Written problem: Give back the entire listing verbatim.

Some records:
** BEGIN **
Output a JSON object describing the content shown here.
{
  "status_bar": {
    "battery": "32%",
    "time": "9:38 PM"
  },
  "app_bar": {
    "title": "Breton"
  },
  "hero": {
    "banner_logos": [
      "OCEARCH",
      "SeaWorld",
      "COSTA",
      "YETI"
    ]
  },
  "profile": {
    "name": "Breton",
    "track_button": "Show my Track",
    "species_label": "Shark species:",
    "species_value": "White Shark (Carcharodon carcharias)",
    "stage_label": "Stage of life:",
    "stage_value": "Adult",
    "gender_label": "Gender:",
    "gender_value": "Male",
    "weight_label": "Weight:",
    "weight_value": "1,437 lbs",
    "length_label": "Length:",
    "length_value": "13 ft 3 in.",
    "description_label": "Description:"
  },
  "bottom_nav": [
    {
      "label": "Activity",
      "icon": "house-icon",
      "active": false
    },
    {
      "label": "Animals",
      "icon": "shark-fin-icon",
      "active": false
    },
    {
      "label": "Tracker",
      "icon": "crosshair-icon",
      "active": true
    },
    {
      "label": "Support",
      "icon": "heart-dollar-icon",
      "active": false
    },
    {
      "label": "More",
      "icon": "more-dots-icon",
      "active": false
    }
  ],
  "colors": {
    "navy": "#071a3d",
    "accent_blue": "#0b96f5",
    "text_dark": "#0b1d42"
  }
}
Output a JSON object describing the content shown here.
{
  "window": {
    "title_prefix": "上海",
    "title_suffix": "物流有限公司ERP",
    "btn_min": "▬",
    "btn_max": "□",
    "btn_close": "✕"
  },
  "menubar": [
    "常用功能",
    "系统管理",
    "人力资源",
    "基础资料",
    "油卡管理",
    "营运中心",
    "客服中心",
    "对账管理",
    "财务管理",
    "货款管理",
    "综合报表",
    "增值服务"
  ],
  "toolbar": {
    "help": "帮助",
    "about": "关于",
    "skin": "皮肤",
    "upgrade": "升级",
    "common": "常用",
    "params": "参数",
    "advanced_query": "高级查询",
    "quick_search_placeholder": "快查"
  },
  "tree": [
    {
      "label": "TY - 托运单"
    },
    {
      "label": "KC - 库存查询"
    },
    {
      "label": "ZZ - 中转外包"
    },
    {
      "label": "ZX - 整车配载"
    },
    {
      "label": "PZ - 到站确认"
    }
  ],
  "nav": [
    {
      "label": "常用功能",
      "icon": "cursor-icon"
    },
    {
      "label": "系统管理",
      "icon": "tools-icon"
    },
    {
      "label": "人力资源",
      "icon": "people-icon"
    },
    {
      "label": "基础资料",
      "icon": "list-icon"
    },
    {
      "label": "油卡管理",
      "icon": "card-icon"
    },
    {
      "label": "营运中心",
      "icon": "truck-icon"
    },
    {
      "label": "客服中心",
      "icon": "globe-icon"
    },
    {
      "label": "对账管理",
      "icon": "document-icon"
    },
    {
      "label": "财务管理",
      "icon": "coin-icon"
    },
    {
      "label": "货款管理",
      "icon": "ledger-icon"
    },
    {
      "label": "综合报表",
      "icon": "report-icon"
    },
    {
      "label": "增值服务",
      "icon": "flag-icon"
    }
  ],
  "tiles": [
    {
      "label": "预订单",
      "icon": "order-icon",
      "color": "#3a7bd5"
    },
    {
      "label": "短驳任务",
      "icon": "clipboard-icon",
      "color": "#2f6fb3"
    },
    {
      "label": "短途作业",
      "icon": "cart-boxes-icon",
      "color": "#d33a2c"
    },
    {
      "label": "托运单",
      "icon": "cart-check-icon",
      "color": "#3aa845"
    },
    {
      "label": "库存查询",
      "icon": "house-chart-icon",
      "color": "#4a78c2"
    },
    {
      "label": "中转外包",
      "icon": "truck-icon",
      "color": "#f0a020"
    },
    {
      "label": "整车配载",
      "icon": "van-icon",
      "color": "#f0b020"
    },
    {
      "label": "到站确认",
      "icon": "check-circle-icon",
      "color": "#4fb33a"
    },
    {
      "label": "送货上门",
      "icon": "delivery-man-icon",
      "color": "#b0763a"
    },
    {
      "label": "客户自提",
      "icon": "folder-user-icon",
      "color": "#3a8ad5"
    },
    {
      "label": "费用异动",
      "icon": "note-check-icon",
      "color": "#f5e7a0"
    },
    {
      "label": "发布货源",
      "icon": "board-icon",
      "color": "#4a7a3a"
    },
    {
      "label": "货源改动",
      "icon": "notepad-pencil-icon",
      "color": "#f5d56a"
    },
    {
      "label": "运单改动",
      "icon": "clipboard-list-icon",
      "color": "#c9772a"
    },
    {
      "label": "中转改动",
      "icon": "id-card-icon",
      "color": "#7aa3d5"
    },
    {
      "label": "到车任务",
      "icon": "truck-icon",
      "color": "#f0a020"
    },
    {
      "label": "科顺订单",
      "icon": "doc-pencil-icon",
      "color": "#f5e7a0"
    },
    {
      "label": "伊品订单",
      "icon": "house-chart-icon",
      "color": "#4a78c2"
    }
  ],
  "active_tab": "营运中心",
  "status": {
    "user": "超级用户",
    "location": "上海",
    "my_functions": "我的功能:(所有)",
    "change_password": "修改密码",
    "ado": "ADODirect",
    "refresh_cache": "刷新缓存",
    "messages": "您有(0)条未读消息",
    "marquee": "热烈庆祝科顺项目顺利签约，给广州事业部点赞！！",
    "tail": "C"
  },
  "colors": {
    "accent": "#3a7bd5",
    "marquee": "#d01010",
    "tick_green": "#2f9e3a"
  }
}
** END **
Answer for the task:
Output a JSON object describing the content shown here.
{
  "status_bar": {
    "battery": "32%",
    "time": "9:38 PM"
  },
  "app_bar": {
    "title": "Breton"
  },
  "hero": {
    "banner_logos": [
      "OCEARCH",
      "SeaWorld",
      "COSTA",
      "YETI"
    ]
  },
  "profile": {
    "name": "Breton",
    "track_button": "Show my Track",
    "species_label": "Shark species:",
    "species_value": "White Shark (Carcharodon carcharias)",
    "stage_label": "Stage of life:",
    "stage_value": "Adult",
    "gender_label": "Gender:",
    "gender_value": "Male",
    "weight_label": "Weight:",
    "weight_value": "1,437 lbs",
    "length_label": "Length:",
    "length_value": "13 ft 3 in.",
    "description_label": "Description:"
  },
  "bottom_nav": [
    {
      "label": "Activity",
      "icon": "house-icon",
      "active": false
    },
    {
      "label": "Animals",
      "icon": "shark-fin-icon",
      "active": false
    },
    {
      "label": "Tracker",
      "icon": "crosshair-icon",
      "active": true
    },
    {
      "label": "Support",
      "icon": "heart-dollar-icon",
      "active": false
    },
    {
      "label": "More",
      "icon": "more-dots-icon",
      "active": false
    }
  ],
  "colors": {
    "navy": "#071a3d",
    "accent_blue": "#0b96f5",
    "text_dark": "#0b1d42"
  }
}
Output a JSON object describing the content shown here.
{
  "window": {
    "title_prefix": "上海",
    "title_suffix": "物流有限公司ERP",
    "btn_min": "▬",
    "btn_max": "□",
    "btn_close": "✕"
  },
  "menubar": [
    "常用功能",
    "系统管理",
    "人力资源",
    "基础资料",
    "油卡管理",
    "营运中心",
    "客服中心",
    "对账管理",
    "财务管理",
    "货款管理",
    "综合报表",
    "增值服务"
  ],
  "toolbar": {
    "help": "帮助",
    "about": "关于",
    "skin": "皮肤",
    "upgrade": "升级",
    "common": "常用",
    "params": "参数",
    "advanced_query": "高级查询",
    "quick_search_placeholder": "快查"
  },
  "tree": [
    {
      "label": "TY - 托运单"
    },
    {
      "label": "KC - 库存查询"
    },
    {
      "label": "ZZ - 中转外包"
    },
    {
      "label": "ZX - 整车配载"
    },
    {
      "label": "PZ - 到站确认"
    }
  ],
  "nav": [
    {
      "label": "常用功能",
      "icon": "cursor-icon"
    },
    {
      "label": "系统管理",
      "icon": "tools-icon"
    },
    {
      "label": "人力资源",
      "icon": "people-icon"
    },
    {
      "label": "基础资料",
      "icon": "list-icon"
    },
    {
      "label": "油卡管理",
      "icon": "card-icon"
    },
    {
      "label": "营运中心",
      "icon": "truck-icon"
    },
    {
      "label": "客服中心",
      "icon": "globe-icon"
    },
    {
      "label": "对账管理",
      "icon": "document-icon"
    },
    {
      "label": "财务管理",
      "icon": "coin-icon"
    },
    {
      "label": "货款管理",
      "icon": "ledger-icon"
    },
    {
      "label": "综合报表",
      "icon": "report-icon"
    },
    {
      "label": "增值服务",
      "icon": "flag-icon"
    }
  ],
  "tiles": [
    {
      "label": "预订单",
      "icon": "order-icon",
      "color": "#3a7bd5"
    },
    {
      "label": "短驳任务",
      "icon": "clipboard-icon",
      "color": "#2f6fb3"
    },
    {
      "label": "短途作业",
      "icon": "cart-boxes-icon",
      "color": "#d33a2c"
    },
    {
      "label": "托运单",
      "icon": "cart-check-icon",
      "color": "#3aa845"
    },
    {
      "label": "库存查询",
      "icon": "house-chart-icon",
      "color": "#4a78c2"
    },
    {
      "label": "中转外包",
      "icon": "truck-icon",
      "color": "#f0a020"
    },
    {
      "label": "整车配载",
      "icon": "van-icon",
      "color": "#f0b020"
    },
    {
      "label": "到站确认",
      "icon": "check-circle-icon",
      "color": "#4fb33a"
    },
    {
      "label": "送货上门",
      "icon": "delivery-man-icon",
      "color": "#b0763a"
    },
    {
      "label": "客户自提",
      "icon": "folder-user-icon",
      "color": "#3a8ad5"
    },
    {
      "label": "费用异动",
      "icon": "note-check-icon",
      "color": "#f5e7a0"
    },
    {
      "label": "发布货源",
      "icon": "board-icon",
      "color": "#4a7a3a"
    },
    {
      "label": "货源改动",
      "icon": "notepad-pencil-icon",
      "color": "#f5d56a"
    },
    {
      "label": "运单改动",
      "icon": "clipboard-list-icon",
      "color": "#c9772a"
    },
    {
      "label": "中转改动",
      "icon": "id-card-icon",
      "color": "#7aa3d5"
    },
    {
      "label": "到车任务",
      "icon": "truck-icon",
      "color": "#f0a020"
    },
    {
      "label": "科顺订单",
      "icon": "doc-pencil-icon",
      "color": "#f5e7a0"
    },
    {
      "label": "伊品订单",
      "icon": "house-chart-icon",
      "color": "#4a78c2"
    }
  ],
  "active_tab": "营运中心",
  "status": {
    "user": "超级用户",
    "location": "上海",
    "my_functions": "我的功能:(所有)",
    "change_password": "修改密码",
    "ado": "ADODirect",
    "refresh_cache": "刷新缓存",
    "messages": "您有(0)条未读消息",
    "marquee": "热烈庆祝科顺项目顺利签约，给广州事业部点赞！！",
    "tail": "C"
  },
  "colors": {
    "accent": "#3a7bd5",
    "marquee": "#d01010",
    "tick_green": "#2f9e3a"
  }
}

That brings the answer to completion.